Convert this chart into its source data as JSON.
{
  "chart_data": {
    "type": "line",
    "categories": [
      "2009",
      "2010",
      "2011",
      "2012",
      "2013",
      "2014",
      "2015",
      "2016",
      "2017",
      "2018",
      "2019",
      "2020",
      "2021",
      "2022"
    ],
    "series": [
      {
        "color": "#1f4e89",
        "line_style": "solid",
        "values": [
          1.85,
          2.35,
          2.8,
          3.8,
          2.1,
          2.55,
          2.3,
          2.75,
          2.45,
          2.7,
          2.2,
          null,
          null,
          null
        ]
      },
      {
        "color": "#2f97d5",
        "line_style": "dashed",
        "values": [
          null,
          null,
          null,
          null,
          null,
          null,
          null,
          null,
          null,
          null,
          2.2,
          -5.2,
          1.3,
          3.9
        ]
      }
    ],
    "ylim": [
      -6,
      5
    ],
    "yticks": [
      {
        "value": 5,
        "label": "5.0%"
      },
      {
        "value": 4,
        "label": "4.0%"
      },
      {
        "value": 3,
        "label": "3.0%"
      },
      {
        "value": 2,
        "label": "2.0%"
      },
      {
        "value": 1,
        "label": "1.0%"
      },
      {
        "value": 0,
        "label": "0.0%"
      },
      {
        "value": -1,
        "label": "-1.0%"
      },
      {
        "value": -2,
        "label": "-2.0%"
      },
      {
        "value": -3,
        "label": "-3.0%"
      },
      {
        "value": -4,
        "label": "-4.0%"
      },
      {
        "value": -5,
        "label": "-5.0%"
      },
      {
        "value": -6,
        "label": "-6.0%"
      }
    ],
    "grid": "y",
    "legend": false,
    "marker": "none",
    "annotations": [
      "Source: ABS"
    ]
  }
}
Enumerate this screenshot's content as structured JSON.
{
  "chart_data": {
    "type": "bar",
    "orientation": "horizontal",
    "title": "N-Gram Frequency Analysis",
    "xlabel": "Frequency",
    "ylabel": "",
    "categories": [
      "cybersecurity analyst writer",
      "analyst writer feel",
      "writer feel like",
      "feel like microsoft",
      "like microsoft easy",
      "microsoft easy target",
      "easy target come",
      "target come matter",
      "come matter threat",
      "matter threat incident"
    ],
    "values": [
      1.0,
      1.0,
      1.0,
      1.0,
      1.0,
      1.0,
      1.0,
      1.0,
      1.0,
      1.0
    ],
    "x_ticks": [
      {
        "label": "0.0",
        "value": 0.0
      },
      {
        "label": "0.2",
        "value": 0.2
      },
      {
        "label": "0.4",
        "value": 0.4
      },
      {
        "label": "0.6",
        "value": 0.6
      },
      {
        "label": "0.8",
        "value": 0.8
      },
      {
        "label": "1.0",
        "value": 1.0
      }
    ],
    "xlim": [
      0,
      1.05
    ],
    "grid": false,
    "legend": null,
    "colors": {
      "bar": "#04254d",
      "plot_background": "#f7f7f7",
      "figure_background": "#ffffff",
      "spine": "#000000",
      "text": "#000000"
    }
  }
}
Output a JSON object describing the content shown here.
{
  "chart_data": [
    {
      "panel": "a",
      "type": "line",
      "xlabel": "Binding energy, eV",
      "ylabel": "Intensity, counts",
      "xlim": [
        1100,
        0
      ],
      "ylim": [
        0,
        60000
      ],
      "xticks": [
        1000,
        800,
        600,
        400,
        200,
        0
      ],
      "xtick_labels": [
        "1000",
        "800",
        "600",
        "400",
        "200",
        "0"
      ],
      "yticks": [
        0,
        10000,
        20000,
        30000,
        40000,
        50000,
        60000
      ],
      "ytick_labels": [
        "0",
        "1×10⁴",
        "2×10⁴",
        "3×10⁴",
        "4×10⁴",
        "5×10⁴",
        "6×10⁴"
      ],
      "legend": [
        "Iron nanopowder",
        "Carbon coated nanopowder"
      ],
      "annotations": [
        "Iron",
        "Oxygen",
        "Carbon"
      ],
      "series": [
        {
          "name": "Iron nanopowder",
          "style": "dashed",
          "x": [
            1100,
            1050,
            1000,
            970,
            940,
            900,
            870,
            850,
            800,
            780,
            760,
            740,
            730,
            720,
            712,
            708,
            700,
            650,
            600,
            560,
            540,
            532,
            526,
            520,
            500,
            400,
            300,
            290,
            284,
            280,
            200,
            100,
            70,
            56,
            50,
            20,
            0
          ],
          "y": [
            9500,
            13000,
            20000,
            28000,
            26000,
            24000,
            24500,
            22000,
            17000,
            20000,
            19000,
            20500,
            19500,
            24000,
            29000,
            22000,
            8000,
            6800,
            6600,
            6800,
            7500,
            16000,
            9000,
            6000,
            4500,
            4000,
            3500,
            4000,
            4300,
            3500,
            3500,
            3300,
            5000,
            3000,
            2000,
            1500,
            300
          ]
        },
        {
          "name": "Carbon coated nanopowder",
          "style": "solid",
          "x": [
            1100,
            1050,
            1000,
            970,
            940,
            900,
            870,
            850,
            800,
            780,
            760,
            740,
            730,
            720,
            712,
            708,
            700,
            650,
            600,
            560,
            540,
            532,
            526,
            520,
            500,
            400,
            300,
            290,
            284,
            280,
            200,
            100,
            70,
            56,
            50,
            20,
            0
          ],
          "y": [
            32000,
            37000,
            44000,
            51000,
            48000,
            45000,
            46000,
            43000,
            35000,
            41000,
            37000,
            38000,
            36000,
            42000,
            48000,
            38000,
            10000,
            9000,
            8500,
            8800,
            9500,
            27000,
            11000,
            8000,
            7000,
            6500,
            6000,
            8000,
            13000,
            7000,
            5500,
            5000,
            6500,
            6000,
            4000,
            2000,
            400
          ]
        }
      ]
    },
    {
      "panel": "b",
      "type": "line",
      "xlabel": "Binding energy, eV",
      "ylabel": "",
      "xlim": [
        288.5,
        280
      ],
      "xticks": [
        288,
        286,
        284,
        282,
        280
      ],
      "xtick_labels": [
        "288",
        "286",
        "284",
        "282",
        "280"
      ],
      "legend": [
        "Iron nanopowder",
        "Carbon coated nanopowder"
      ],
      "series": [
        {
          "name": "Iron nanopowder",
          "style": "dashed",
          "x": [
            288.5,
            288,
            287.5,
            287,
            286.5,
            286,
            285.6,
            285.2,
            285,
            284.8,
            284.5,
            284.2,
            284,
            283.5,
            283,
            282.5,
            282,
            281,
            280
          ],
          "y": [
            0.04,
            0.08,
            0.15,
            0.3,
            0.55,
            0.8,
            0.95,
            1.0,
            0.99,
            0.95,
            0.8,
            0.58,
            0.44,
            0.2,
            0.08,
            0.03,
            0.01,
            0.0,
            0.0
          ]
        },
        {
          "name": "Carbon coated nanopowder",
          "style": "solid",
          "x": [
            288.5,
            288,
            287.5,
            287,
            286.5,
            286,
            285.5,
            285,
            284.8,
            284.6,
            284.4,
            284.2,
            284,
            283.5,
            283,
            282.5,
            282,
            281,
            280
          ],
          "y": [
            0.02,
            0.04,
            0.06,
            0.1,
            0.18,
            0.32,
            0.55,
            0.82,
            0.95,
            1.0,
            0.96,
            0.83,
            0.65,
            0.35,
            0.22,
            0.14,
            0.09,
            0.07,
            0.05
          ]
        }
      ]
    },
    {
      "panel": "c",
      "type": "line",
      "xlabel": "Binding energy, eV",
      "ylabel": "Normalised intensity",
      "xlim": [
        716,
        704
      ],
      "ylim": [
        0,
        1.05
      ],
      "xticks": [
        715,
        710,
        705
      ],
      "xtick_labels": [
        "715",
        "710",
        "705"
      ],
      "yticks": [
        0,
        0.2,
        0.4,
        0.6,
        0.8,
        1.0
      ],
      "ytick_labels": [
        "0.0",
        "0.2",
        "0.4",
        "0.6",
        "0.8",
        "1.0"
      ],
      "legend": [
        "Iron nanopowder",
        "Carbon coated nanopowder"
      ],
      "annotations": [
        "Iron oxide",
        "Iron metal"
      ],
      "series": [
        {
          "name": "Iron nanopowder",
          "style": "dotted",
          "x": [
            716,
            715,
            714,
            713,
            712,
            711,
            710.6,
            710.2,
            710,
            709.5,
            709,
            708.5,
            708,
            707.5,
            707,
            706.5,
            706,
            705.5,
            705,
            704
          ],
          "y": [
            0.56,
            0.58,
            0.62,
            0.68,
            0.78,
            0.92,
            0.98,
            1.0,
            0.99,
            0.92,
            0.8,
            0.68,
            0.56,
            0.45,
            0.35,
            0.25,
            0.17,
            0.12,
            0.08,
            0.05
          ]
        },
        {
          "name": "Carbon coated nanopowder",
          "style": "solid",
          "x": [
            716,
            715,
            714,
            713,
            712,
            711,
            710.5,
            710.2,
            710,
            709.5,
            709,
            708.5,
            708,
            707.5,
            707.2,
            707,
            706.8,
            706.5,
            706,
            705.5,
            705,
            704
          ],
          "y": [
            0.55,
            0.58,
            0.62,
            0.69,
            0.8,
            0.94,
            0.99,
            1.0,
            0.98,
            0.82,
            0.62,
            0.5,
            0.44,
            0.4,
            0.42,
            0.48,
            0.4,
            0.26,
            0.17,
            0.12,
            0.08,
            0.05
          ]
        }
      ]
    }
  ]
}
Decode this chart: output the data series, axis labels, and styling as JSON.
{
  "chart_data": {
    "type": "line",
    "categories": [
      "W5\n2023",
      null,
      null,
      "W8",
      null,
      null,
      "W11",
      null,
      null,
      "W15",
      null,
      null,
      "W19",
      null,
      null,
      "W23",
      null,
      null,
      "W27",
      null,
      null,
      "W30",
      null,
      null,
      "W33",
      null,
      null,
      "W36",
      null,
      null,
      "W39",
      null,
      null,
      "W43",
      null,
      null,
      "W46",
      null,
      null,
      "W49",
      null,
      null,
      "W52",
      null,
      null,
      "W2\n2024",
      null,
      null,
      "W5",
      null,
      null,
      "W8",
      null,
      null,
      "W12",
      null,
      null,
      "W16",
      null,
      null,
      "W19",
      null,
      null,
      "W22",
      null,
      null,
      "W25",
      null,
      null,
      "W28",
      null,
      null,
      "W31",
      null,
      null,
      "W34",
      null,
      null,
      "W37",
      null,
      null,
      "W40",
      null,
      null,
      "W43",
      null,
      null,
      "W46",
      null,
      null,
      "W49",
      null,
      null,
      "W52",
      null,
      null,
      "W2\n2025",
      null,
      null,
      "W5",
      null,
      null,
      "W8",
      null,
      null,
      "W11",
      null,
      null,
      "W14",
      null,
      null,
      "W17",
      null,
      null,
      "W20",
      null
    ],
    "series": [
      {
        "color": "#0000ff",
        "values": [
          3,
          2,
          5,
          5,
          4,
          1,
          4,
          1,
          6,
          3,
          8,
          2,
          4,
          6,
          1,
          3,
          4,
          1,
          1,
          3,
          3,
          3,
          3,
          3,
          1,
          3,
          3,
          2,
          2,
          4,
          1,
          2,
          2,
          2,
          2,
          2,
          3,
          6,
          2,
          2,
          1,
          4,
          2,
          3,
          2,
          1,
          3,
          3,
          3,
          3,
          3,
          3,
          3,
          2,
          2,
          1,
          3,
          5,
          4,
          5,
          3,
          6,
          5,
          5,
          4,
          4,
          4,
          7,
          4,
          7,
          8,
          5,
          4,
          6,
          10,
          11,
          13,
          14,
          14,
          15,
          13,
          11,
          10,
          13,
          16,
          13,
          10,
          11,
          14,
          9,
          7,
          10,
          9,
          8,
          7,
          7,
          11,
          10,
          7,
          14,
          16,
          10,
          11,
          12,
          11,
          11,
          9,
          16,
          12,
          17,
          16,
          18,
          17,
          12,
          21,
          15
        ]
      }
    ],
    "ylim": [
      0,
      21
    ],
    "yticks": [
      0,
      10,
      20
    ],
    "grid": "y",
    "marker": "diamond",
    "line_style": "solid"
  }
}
- - - - -
### INSTRUCTION:
Write out every line of the preceding listing that contains "matter".

### SOLUTION:
      "target come matter",
      "come matter threat",
      "matter threat incident"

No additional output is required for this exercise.